━━ DATA LINES
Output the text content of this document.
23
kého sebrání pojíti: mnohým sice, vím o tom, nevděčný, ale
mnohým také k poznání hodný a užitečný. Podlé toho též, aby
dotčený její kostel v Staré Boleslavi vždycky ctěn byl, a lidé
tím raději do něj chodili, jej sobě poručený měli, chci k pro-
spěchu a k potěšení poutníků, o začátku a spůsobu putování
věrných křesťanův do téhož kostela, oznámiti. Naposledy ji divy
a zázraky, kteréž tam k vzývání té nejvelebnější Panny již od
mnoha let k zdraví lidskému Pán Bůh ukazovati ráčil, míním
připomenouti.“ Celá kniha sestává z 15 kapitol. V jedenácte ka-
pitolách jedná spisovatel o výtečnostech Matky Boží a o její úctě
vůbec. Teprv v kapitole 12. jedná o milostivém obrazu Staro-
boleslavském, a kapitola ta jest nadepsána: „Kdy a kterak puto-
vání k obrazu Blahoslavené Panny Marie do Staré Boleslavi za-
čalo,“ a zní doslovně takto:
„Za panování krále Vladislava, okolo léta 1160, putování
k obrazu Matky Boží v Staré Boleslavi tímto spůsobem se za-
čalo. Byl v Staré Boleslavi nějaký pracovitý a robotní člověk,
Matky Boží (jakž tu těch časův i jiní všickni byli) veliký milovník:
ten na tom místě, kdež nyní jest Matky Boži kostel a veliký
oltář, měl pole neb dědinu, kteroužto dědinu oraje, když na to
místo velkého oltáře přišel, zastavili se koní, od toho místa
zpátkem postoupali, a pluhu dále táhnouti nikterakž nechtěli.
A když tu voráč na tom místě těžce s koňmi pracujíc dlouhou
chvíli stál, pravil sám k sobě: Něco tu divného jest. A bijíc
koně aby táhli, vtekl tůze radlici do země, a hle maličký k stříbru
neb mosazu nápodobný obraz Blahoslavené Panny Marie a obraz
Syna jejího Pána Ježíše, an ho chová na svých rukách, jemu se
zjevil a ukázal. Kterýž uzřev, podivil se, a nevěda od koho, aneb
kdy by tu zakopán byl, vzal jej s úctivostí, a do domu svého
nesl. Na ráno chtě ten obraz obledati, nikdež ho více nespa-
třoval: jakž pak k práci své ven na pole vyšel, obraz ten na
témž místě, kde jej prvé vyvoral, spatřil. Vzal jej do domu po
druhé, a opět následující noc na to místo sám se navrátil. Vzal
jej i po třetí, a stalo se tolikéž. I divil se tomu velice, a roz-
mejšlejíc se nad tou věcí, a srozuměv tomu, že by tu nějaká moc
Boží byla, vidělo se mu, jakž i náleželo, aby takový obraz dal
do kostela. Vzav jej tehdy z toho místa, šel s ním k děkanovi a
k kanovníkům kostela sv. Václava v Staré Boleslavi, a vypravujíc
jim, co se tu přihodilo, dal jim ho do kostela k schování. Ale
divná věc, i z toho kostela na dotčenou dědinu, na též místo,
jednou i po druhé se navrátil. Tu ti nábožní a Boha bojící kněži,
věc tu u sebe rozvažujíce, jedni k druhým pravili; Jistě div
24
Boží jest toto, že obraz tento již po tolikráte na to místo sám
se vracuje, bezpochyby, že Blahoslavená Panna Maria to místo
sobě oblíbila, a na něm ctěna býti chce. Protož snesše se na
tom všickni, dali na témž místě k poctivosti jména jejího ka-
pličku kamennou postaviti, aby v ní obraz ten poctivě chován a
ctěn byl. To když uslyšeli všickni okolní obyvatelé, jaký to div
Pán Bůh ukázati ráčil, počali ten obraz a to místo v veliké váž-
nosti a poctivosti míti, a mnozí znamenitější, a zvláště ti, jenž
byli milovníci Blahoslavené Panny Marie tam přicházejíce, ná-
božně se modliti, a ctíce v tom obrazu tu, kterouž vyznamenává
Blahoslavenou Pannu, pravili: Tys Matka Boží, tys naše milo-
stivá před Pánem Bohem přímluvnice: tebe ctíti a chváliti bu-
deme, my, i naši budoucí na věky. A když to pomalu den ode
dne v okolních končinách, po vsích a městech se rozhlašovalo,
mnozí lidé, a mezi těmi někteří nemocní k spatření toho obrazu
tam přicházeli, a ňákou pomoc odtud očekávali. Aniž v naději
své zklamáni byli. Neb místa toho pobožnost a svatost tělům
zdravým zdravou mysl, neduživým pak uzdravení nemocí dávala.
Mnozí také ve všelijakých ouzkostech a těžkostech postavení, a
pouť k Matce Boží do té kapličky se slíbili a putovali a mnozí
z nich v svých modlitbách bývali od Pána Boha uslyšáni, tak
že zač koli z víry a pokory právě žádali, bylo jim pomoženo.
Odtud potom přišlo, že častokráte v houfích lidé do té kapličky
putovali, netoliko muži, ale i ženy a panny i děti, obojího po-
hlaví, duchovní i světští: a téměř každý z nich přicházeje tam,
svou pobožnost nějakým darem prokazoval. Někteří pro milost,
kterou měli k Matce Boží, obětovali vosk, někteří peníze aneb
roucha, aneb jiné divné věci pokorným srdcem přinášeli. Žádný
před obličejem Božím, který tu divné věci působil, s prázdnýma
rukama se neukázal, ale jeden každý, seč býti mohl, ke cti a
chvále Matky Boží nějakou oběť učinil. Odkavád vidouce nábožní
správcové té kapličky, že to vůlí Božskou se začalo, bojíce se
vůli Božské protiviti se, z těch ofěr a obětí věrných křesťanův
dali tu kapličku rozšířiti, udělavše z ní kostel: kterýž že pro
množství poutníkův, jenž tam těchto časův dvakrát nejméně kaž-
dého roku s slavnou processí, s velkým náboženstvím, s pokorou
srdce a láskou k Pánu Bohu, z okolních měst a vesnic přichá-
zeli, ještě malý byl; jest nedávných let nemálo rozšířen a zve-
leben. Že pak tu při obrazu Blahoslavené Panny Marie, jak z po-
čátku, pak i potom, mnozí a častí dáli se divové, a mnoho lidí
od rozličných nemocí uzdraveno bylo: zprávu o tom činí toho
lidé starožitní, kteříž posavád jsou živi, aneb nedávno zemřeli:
━━━━
Above are the records; copy all of them exactly.

» **EXERCISE OUTPUT**:
Output the text content of this document.
23
kého sebrání pojíti: mnohým sice, vím o tom, nevděčný, ale
mnohým také k poznání hodný a užitečný. Podlé toho též, aby
dotčený její kostel v Staré Boleslavi vždycky ctěn byl, a lidé
tím raději do něj chodili, jej sobě poručený měli, chci k pro-
spěchu a k potěšení poutníků, o začátku a spůsobu putování
věrných křesťanův do téhož kostela, oznámiti. Naposledy ji divy
a zázraky, kteréž tam k vzývání té nejvelebnější Panny již od
mnoha let k zdraví lidskému Pán Bůh ukazovati ráčil, míním
připomenouti.“ Celá kniha sestává z 15 kapitol. V jedenácte ka-
pitolách jedná spisovatel o výtečnostech Matky Boží a o její úctě
vůbec. Teprv v kapitole 12. jedná o milostivém obrazu Staro-
boleslavském, a kapitola ta jest nadepsána: „Kdy a kterak puto-
vání k obrazu Blahoslavené Panny Marie do Staré Boleslavi za-
čalo,“ a zní doslovně takto:
„Za panování krále Vladislava, okolo léta 1160, putování
k obrazu Matky Boží v Staré Boleslavi tímto spůsobem se za-
čalo. Byl v Staré Boleslavi nějaký pracovitý a robotní člověk,
Matky Boží (jakž tu těch časův i jiní všickni byli) veliký milovník:
ten na tom místě, kdež nyní jest Matky Boži kostel a veliký
oltář, měl pole neb dědinu, kteroužto dědinu oraje, když na to
místo velkého oltáře přišel, zastavili se koní, od toho místa
zpátkem postoupali, a pluhu dále táhnouti nikterakž nechtěli.
A když tu voráč na tom místě těžce s koňmi pracujíc dlouhou
chvíli stál, pravil sám k sobě: Něco tu divného jest. A bijíc
koně aby táhli, vtekl tůze radlici do země, a hle maličký k stříbru
neb mosazu nápodobný obraz Blahoslavené Panny Marie a obraz
Syna jejího Pána Ježíše, an ho chová na svých rukách, jemu se
zjevil a ukázal. Kterýž uzřev, podivil se, a nevěda od koho, aneb
kdy by tu zakopán byl, vzal jej s úctivostí, a do domu svého
nesl. Na ráno chtě ten obraz obledati, nikdež ho více nespa-
třoval: jakž pak k práci své ven na pole vyšel, obraz ten na
témž místě, kde jej prvé vyvoral, spatřil. Vzal jej do domu po
druhé, a opět následující noc na to místo sám se navrátil. Vzal
jej i po třetí, a stalo se tolikéž. I divil se tomu velice, a roz-
mejšlejíc se nad tou věcí, a srozuměv tomu, že by tu nějaká moc
Boží byla, vidělo se mu, jakž i náleželo, aby takový obraz dal
do kostela. Vzav jej tehdy z toho místa, šel s ním k děkanovi a
k kanovníkům kostela sv. Václava v Staré Boleslavi, a vypravujíc
jim, co se tu přihodilo, dal jim ho do kostela k schování. Ale
divná věc, i z toho kostela na dotčenou dědinu, na též místo,
jednou i po druhé se navrátil. Tu ti nábožní a Boha bojící kněži,
věc tu u sebe rozvažujíce, jedni k druhým pravili; Jistě div
24
Boží jest toto, že obraz tento již po tolikráte na to místo sám
se vracuje, bezpochyby, že Blahoslavená Panna Maria to místo
sobě oblíbila, a na něm ctěna býti chce. Protož snesše se na
tom všickni, dali na témž místě k poctivosti jména jejího ka-
pličku kamennou postaviti, aby v ní obraz ten poctivě chován a
ctěn byl. To když uslyšeli všickni okolní obyvatelé, jaký to div
Pán Bůh ukázati ráčil, počali ten obraz a to místo v veliké váž-
nosti a poctivosti míti, a mnozí znamenitější, a zvláště ti, jenž
byli milovníci Blahoslavené Panny Marie tam přicházejíce, ná-
božně se modliti, a ctíce v tom obrazu tu, kterouž vyznamenává
Blahoslavenou Pannu, pravili: Tys Matka Boží, tys naše milo-
stivá před Pánem Bohem přímluvnice: tebe ctíti a chváliti bu-
deme, my, i naši budoucí na věky. A když to pomalu den ode
dne v okolních končinách, po vsích a městech se rozhlašovalo,
mnozí lidé, a mezi těmi někteří nemocní k spatření toho obrazu
tam přicházeli, a ňákou pomoc odtud očekávali. Aniž v naději
své zklamáni byli. Neb místa toho pobožnost a svatost tělům
zdravým zdravou mysl, neduživým pak uzdravení nemocí dávala.
Mnozí také ve všelijakých ouzkostech a těžkostech postavení, a
pouť k Matce Boží do té kapličky se slíbili a putovali a mnozí
z nich v svých modlitbách bývali od Pána Boha uslyšáni, tak
že zač koli z víry a pokory právě žádali, bylo jim pomoženo.
Odtud potom přišlo, že častokráte v houfích lidé do té kapličky
putovali, netoliko muži, ale i ženy a panny i děti, obojího po-
hlaví, duchovní i světští: a téměř každý z nich přicházeje tam,
svou pobožnost nějakým darem prokazoval. Někteří pro milost,
kterou měli k Matce Boží, obětovali vosk, někteří peníze aneb
roucha, aneb jiné divné věci pokorným srdcem přinášeli. Žádný
před obličejem Božím, který tu divné věci působil, s prázdnýma
rukama se neukázal, ale jeden každý, seč býti mohl, ke cti a
chvále Matky Boží nějakou oběť učinil. Odkavád vidouce nábožní
správcové té kapličky, že to vůlí Božskou se začalo, bojíce se
vůli Božské protiviti se, z těch ofěr a obětí věrných křesťanův
dali tu kapličku rozšířiti, udělavše z ní kostel: kterýž že pro
množství poutníkův, jenž tam těchto časův dvakrát nejméně kaž-
dého roku s slavnou processí, s velkým náboženstvím, s pokorou
srdce a láskou k Pánu Bohu, z okolních měst a vesnic přichá-
zeli, ještě malý byl; jest nedávných let nemálo rozšířen a zve-
leben. Že pak tu při obrazu Blahoslavené Panny Marie, jak z po-
čátku, pak i potom, mnozí a častí dáli se divové, a mnoho lidí
od rozličných nemocí uzdraveno bylo: zprávu o tom činí toho
lidé starožitní, kteříž posavád jsou živi, aneb nedávno zemřeli:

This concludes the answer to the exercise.